__THE REQUEST__:
Copy out the entries exactly, from the first line to the last.

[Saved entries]

* START *

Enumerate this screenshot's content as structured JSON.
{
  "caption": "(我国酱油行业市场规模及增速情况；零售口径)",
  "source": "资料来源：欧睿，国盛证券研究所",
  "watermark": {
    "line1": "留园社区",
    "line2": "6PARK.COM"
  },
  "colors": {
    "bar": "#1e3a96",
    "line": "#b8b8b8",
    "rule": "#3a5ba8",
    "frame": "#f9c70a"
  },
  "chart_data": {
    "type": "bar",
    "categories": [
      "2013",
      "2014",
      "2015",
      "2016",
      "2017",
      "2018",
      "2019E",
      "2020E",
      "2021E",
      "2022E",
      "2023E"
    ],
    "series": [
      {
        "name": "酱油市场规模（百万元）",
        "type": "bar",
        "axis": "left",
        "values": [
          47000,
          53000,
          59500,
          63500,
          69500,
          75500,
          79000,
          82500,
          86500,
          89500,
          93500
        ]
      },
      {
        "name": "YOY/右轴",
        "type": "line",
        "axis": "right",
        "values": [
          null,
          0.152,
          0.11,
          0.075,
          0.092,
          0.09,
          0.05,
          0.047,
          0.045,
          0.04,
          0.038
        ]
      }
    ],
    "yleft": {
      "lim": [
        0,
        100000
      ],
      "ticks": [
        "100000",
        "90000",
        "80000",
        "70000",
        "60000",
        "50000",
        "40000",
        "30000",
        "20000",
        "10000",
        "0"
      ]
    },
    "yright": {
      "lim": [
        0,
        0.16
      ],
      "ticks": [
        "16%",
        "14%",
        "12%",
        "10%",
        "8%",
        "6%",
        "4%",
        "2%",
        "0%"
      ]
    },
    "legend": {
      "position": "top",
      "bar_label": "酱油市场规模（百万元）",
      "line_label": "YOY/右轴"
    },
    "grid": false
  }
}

* END *

__SOLUTION TO THIS TASK__:
Enumerate this screenshot's content as structured JSON.
{
  "caption": "(我国酱油行业市场规模及增速情况；零售口径)",
  "source": "资料来源：欧睿，国盛证券研究所",
  "watermark": {
    "line1": "留园社区",
    "line2": "6PARK.COM"
  },
  "colors": {
    "bar": "#1e3a96",
    "line": "#b8b8b8",
    "rule": "#3a5ba8",
    "frame": "#f9c70a"
  },
  "chart_data": {
    "type": "bar",
    "categories": [
      "2013",
      "2014",
      "2015",
      "2016",
      "2017",
      "2018",
      "2019E",
      "2020E",
      "2021E",
      "2022E",
      "2023E"
    ],
    "series": [
      {
        "name": "酱油市场规模（百万元）",
        "type": "bar",
        "axis": "left",
        "values": [
          47000,
          53000,
          59500,
          63500,
          69500,
          75500,
          79000,
          82500,
          86500,
          89500,
          93500
        ]
      },
      {
        "name": "YOY/右轴",
        "type": "line",
        "axis": "right",
        "values": [
          null,
          0.152,
          0.11,
          0.075,
          0.092,
          0.09,
          0.05,
          0.047,
          0.045,
          0.04,
          0.038
        ]
      }
    ],
    "yleft": {
      "lim": [
        0,
        100000
      ],
      "ticks": [
        "100000",
        "90000",
        "80000",
        "70000",
        "60000",
        "50000",
        "40000",
        "30000",
        "20000",
        "10000",
        "0"
      ]
    },
    "yright": {
      "lim": [
        0,
        0.16
      ],
      "ticks": [
        "16%",
        "14%",
        "12%",
        "10%",
        "8%",
        "6%",
        "4%",
        "2%",
        "0%"
      ]
    },
    "legend": {
      "position": "top",
      "bar_label": "酱油市场规模（百万元）",
      "line_label": "YOY/右轴"
    },
    "grid": false
  }
}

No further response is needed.